• WORK REQUIRED
Reproduce each line from the records that holds "screenshot".

• THE RECORDS
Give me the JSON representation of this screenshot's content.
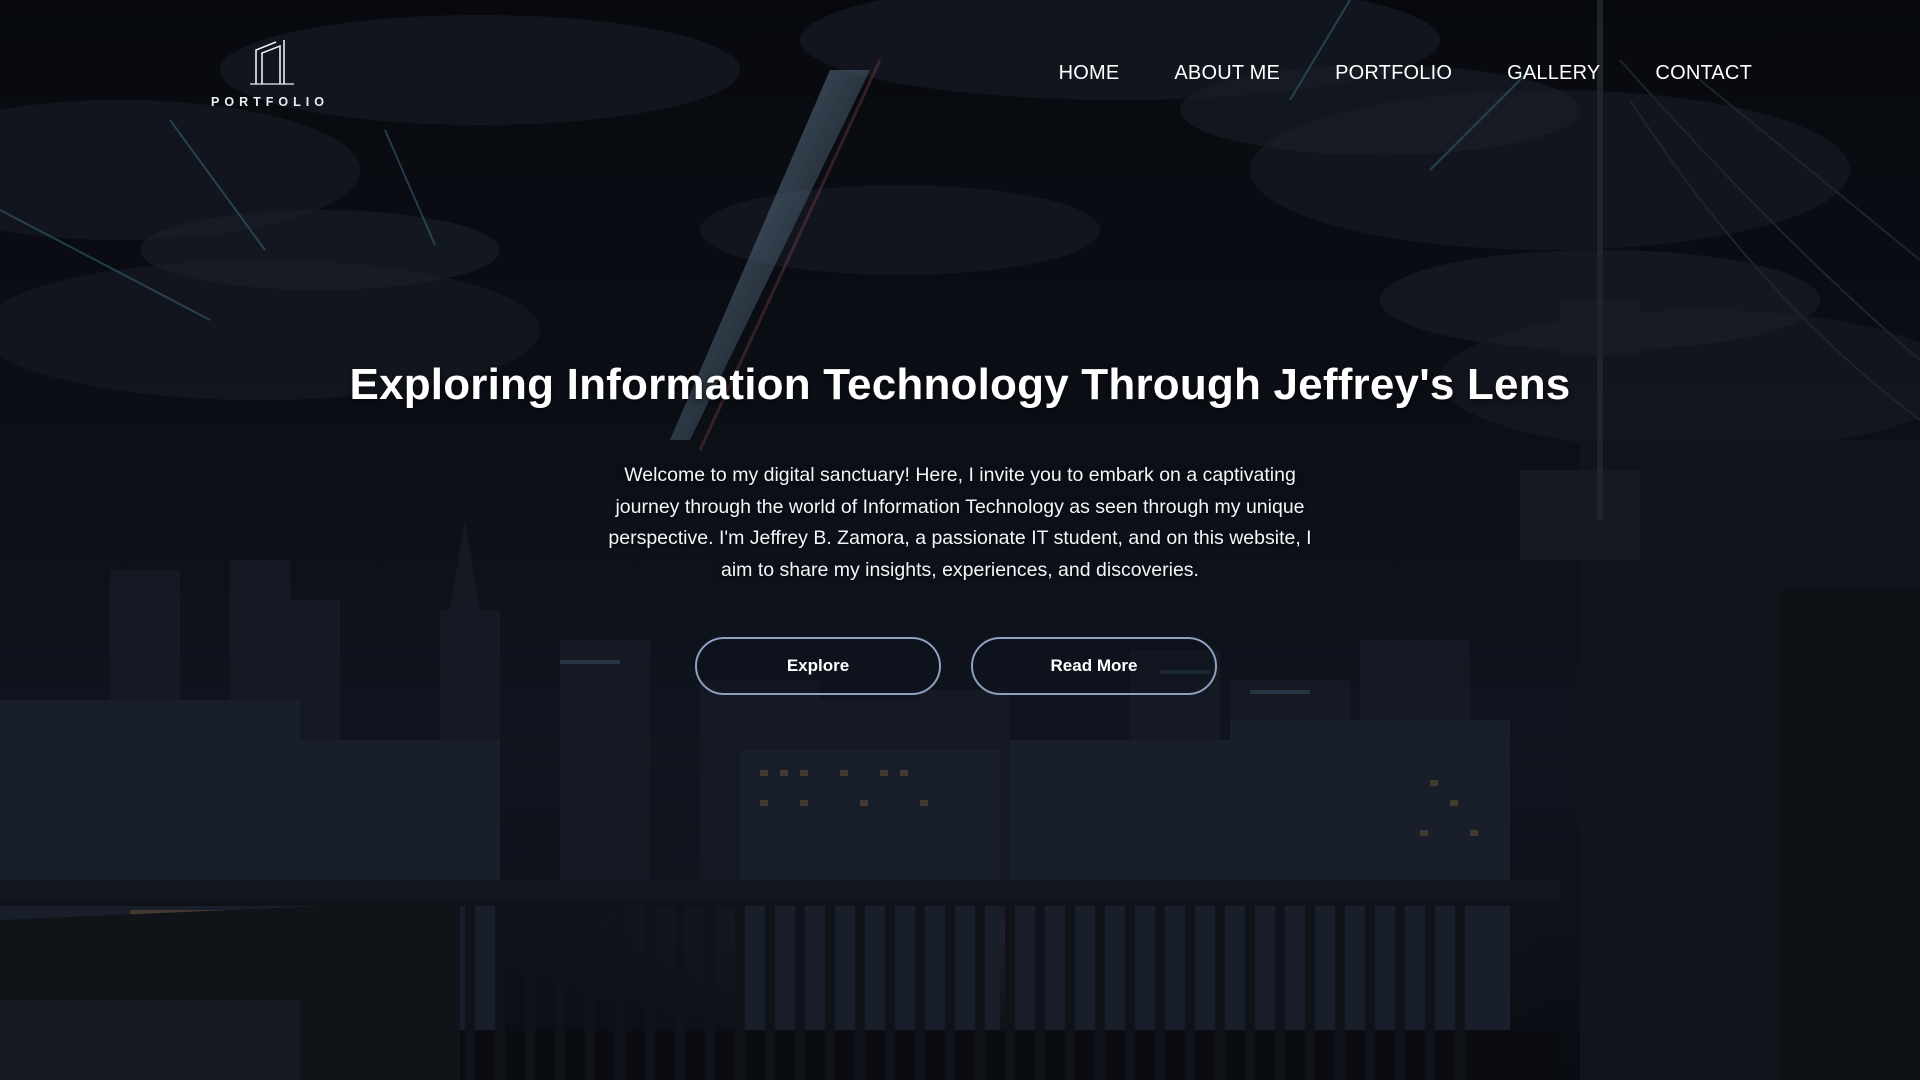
{
  "logo": {
    "text": "PORTFOLIO"
  },
  "nav": {
    "items": [
      {
        "label": "HOME"
      },
      {
        "label": "ABOUT ME"
      },
      {
        "label": "PORTFOLIO"
      },
      {
        "label": "GALLERY"
      },
      {
        "label": "CONTACT"
      }
    ]
  },
  "hero": {
    "title": "Exploring Information Technology Through Jeffrey's Lens",
    "description": "Welcome to my digital sanctuary! Here, I invite you to embark on a captivating journey through the world of Information Technology as seen through my unique perspective. I'm Jeffrey B. Zamora, a passionate IT student, and on this website, I aim to share my insights, experiences, and discoveries.",
    "buttons": {
      "explore": "Explore",
      "read_more": "Read More"
    }
  },
  "colors": {
    "sky": "#0b0f17",
    "button_border": "#8ea0c0",
    "text": "#ffffff"
  }
}
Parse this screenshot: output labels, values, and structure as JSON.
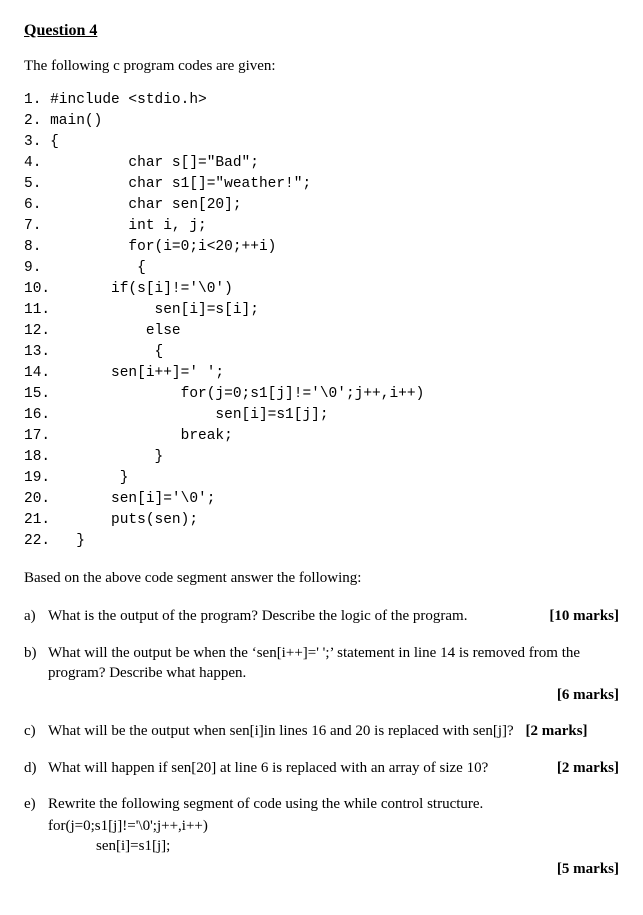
{
  "title": "Question 4",
  "intro": "The following c program codes are given:",
  "code": "1. #include <stdio.h>\n2. main()\n3. {\n4.          char s[]=\"Bad\";\n5.          char s1[]=\"weather!\";\n6.          char sen[20];\n7.          int i, j;\n8.          for(i=0;i<20;++i)\n9.           {\n10.       if(s[i]!='\\0')\n11.            sen[i]=s[i];\n12.           else\n13.            {\n14.       sen[i++]=' ';\n15.               for(j=0;s1[j]!='\\0';j++,i++)\n16.                   sen[i]=s1[j];\n17.               break;\n18.            }\n19.        }\n20.       sen[i]='\\0';\n21.       puts(sen);\n22.   }",
  "based": "Based on the above code segment answer the following:",
  "parts": {
    "a": {
      "letter": "a)",
      "text": "What is the output of the program? Describe the logic of the program.",
      "marks": "[10 marks]"
    },
    "b": {
      "letter": "b)",
      "text": "What will the output be when the ‘sen[i++]=' ';’ statement in line 14 is removed from the program?  Describe what happen.",
      "marks": "[6 marks]"
    },
    "c": {
      "letter": "c)",
      "text": "What will be the output when sen[i]in lines 16 and 20 is replaced with sen[j]?",
      "marks": "[2 marks]"
    },
    "d": {
      "letter": "d)",
      "text": "What will happen if sen[20] at line 6 is replaced with an array of size 10?",
      "marks": "[2 marks]"
    },
    "e": {
      "letter": "e)",
      "text": "Rewrite the following segment of code using the while control structure.",
      "sub1": "for(j=0;s1[j]!='\\0';j++,i++)",
      "sub2": "sen[i]=s1[j];",
      "marks": "[5 marks]"
    }
  }
}
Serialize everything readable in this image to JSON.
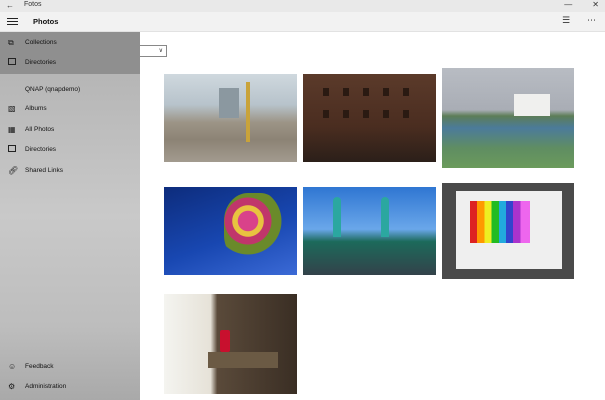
{
  "window": {
    "app_title": "Fotos",
    "back_glyph": "←",
    "minimize_glyph": "—",
    "close_glyph": "✕"
  },
  "header": {
    "title": "Photos",
    "menu_icon": "hamburger-icon",
    "select_icon": "select-list-icon",
    "more_icon": "more-icon"
  },
  "content": {
    "dropdown_glyph": "∨"
  },
  "sidebar": {
    "top_items": [
      {
        "label": "Collections",
        "icon": "collections-icon"
      },
      {
        "label": "Directories",
        "icon": "directories-icon"
      }
    ],
    "section_header": "QNAP (qnapdemo)",
    "section_items": [
      {
        "label": "Albums",
        "icon": "albums-icon"
      },
      {
        "label": "All Photos",
        "icon": "all-photos-icon"
      },
      {
        "label": "Directories",
        "icon": "directories-icon"
      },
      {
        "label": "Shared Links",
        "icon": "shared-links-icon"
      }
    ],
    "bottom_items": [
      {
        "label": "Feedback",
        "icon": "feedback-icon"
      },
      {
        "label": "Administration",
        "icon": "gear-icon"
      }
    ]
  },
  "colors": {
    "sidebar_overlay": "#bdbdbd",
    "header_bg": "#f2f2f2"
  }
}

• SOLUTION FOR THIS EXERCISE
Give me the JSON representation of this screenshot's content.
Parse this screenshot: output labels, values, and structure as JSON.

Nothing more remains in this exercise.